• [What is expected]
Transcribe exactly the entries from the "Read all visible" line to the end, both included, minus pictures.

• [Exercise input]
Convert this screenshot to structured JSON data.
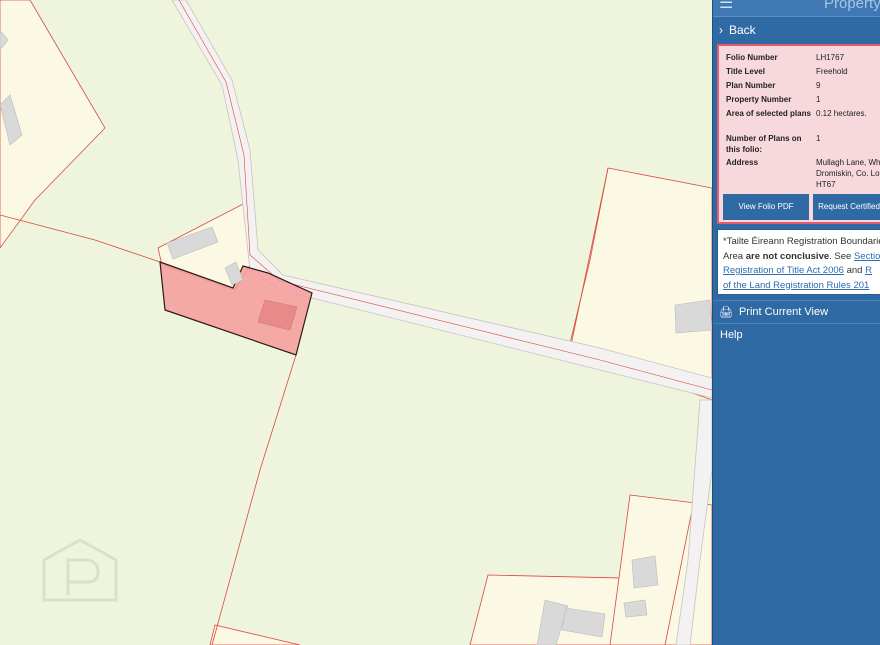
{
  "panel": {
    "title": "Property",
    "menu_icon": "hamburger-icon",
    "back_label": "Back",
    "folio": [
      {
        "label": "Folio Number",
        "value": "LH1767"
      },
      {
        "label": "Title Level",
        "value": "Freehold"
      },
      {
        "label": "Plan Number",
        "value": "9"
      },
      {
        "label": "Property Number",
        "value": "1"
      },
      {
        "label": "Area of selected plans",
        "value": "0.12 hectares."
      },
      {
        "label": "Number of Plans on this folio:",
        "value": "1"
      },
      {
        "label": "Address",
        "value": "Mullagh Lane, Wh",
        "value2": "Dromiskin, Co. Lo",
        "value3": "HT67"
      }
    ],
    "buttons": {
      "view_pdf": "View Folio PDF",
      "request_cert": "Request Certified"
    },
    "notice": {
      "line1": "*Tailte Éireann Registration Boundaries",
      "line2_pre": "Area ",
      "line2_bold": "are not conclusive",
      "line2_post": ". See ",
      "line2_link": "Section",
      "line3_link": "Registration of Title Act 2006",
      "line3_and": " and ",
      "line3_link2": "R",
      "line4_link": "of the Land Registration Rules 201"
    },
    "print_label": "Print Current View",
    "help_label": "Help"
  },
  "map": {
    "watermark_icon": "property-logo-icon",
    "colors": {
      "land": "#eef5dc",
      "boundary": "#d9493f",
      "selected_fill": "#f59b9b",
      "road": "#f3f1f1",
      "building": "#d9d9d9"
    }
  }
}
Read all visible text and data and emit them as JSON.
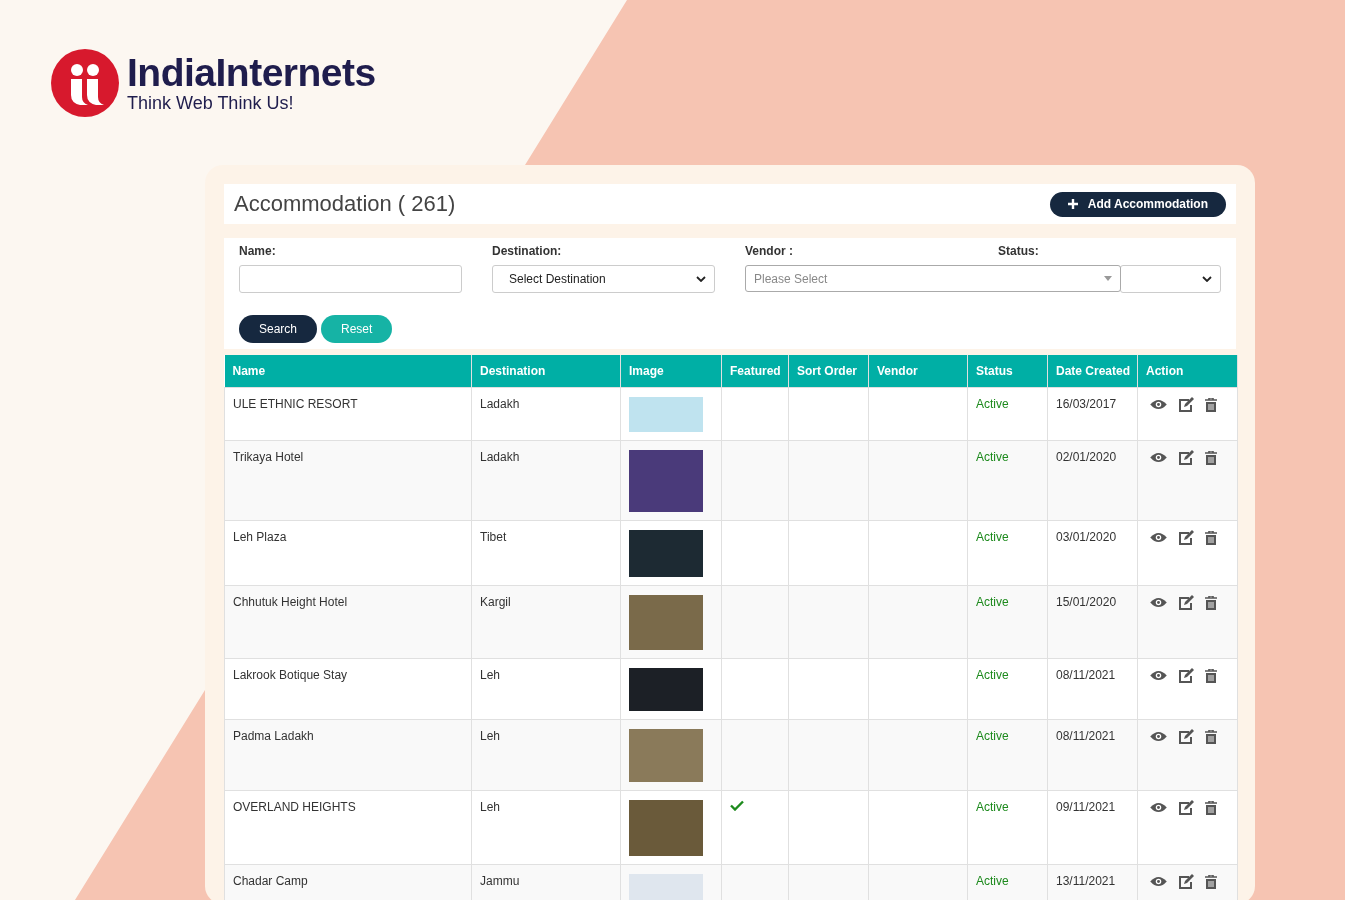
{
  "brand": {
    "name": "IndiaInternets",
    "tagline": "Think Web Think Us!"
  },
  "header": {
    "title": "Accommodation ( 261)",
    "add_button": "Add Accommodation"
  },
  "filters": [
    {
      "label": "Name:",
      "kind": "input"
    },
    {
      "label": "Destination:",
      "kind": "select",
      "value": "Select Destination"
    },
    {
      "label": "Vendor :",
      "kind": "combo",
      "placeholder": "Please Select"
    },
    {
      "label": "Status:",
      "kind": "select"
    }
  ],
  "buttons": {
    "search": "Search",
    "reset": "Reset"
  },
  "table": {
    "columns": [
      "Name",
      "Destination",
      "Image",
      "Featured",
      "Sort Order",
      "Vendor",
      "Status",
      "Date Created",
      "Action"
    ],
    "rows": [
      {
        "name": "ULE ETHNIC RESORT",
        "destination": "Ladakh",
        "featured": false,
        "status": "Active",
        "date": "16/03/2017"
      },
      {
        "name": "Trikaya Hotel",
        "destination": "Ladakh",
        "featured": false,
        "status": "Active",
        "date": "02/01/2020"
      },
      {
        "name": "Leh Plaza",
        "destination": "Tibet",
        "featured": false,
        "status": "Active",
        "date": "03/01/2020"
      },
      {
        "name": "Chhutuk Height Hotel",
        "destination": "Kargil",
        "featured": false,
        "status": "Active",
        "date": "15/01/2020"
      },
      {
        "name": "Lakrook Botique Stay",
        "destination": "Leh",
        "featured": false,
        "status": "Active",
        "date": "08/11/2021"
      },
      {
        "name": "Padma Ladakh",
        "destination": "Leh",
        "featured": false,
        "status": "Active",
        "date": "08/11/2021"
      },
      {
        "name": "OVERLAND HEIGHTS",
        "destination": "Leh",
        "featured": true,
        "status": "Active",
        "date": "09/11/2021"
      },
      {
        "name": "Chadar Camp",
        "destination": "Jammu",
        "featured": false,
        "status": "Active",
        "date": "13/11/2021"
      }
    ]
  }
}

• [Answer to the problem]
Read all visible text and data and emit them as JSON.
{
  "brand": {
    "name": "IndiaInternets",
    "tagline": "Think Web Think Us!"
  },
  "header": {
    "title": "Accommodation ( 261)",
    "add_button": "Add Accommodation"
  },
  "filters": [
    {
      "label": "Name:",
      "kind": "input"
    },
    {
      "label": "Destination:",
      "kind": "select",
      "value": "Select Destination"
    },
    {
      "label": "Vendor :",
      "kind": "combo",
      "placeholder": "Please Select"
    },
    {
      "label": "Status:",
      "kind": "select"
    }
  ],
  "buttons": {
    "search": "Search",
    "reset": "Reset"
  },
  "table": {
    "columns": [
      "Name",
      "Destination",
      "Image",
      "Featured",
      "Sort Order",
      "Vendor",
      "Status",
      "Date Created",
      "Action"
    ],
    "rows": [
      {
        "name": "ULE ETHNIC RESORT",
        "destination": "Ladakh",
        "featured": false,
        "status": "Active",
        "date": "16/03/2017"
      },
      {
        "name": "Trikaya Hotel",
        "destination": "Ladakh",
        "featured": false,
        "status": "Active",
        "date": "02/01/2020"
      },
      {
        "name": "Leh Plaza",
        "destination": "Tibet",
        "featured": false,
        "status": "Active",
        "date": "03/01/2020"
      },
      {
        "name": "Chhutuk Height Hotel",
        "destination": "Kargil",
        "featured": false,
        "status": "Active",
        "date": "15/01/2020"
      },
      {
        "name": "Lakrook Botique Stay",
        "destination": "Leh",
        "featured": false,
        "status": "Active",
        "date": "08/11/2021"
      },
      {
        "name": "Padma Ladakh",
        "destination": "Leh",
        "featured": false,
        "status": "Active",
        "date": "08/11/2021"
      },
      {
        "name": "OVERLAND HEIGHTS",
        "destination": "Leh",
        "featured": true,
        "status": "Active",
        "date": "09/11/2021"
      },
      {
        "name": "Chadar Camp",
        "destination": "Jammu",
        "featured": false,
        "status": "Active",
        "date": "13/11/2021"
      }
    ]
  }
}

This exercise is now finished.